Copy out every entry that follows, word for word.

----------------------------------------

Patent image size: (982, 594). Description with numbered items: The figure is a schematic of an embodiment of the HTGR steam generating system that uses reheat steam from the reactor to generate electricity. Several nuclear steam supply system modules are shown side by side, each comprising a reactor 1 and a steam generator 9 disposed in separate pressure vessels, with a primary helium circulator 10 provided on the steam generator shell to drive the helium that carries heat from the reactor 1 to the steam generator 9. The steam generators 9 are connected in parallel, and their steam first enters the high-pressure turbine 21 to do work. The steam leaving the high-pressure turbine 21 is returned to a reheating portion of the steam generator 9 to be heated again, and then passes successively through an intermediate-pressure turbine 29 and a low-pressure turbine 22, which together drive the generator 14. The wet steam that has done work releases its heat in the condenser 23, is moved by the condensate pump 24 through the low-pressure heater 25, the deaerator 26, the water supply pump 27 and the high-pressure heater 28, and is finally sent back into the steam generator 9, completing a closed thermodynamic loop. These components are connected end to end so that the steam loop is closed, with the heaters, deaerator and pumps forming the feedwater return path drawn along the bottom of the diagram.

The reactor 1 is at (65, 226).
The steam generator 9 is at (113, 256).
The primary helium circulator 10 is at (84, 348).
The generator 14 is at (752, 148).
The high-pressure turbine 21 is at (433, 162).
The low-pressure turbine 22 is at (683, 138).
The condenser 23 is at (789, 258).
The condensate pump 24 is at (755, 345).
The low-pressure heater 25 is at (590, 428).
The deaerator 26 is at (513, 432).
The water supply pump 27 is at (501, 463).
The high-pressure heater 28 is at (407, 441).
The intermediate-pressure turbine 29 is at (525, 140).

----------------------------------------

Final answer
Patent image size: (982, 594). Description with numbered items: The figure is a schematic of an embodiment of the HTGR steam generating system that uses reheat steam from the reactor to generate electricity. Several nuclear steam supply system modules are shown side by side, each comprising a reactor 1 and a steam generator 9 disposed in separate pressure vessels, with a primary helium circulator 10 provided on the steam generator shell to drive the helium that carries heat from the reactor 1 to the steam generator 9. The steam generators 9 are connected in parallel, and their steam first enters the high-pressure turbine 21 to do work. The steam leaving the high-pressure turbine 21 is returned to a reheating portion of the steam generator 9 to be heated again, and then passes successively through an intermediate-pressure turbine 29 and a low-pressure turbine 22, which together drive the generator 14. The wet steam that has done work releases its heat in the condenser 23, is moved by the condensate pump 24 through the low-pressure heater 25, the deaerator 26, the water supply pump 27 and the high-pressure heater 28, and is finally sent back into the steam generator 9, completing a closed thermodynamic loop. These components are connected end to end so that the steam loop is closed, with the heaters, deaerator and pumps forming the feedwater return path drawn along the bottom of the diagram.

The reactor 1 is at (65, 226).
The steam generator 9 is at (113, 256).
The primary helium circulator 10 is at (84, 348).
The generator 14 is at (752, 148).
The high-pressure turbine 21 is at (433, 162).
The low-pressure turbine 22 is at (683, 138).
The condenser 23 is at (789, 258).
The condensate pump 24 is at (755, 345).
The low-pressure heater 25 is at (590, 428).
The deaerator 26 is at (513, 432).
The water supply pump 27 is at (501, 463).
The high-pressure heater 28 is at (407, 441).
The intermediate-pressure turbine 29 is at (525, 140).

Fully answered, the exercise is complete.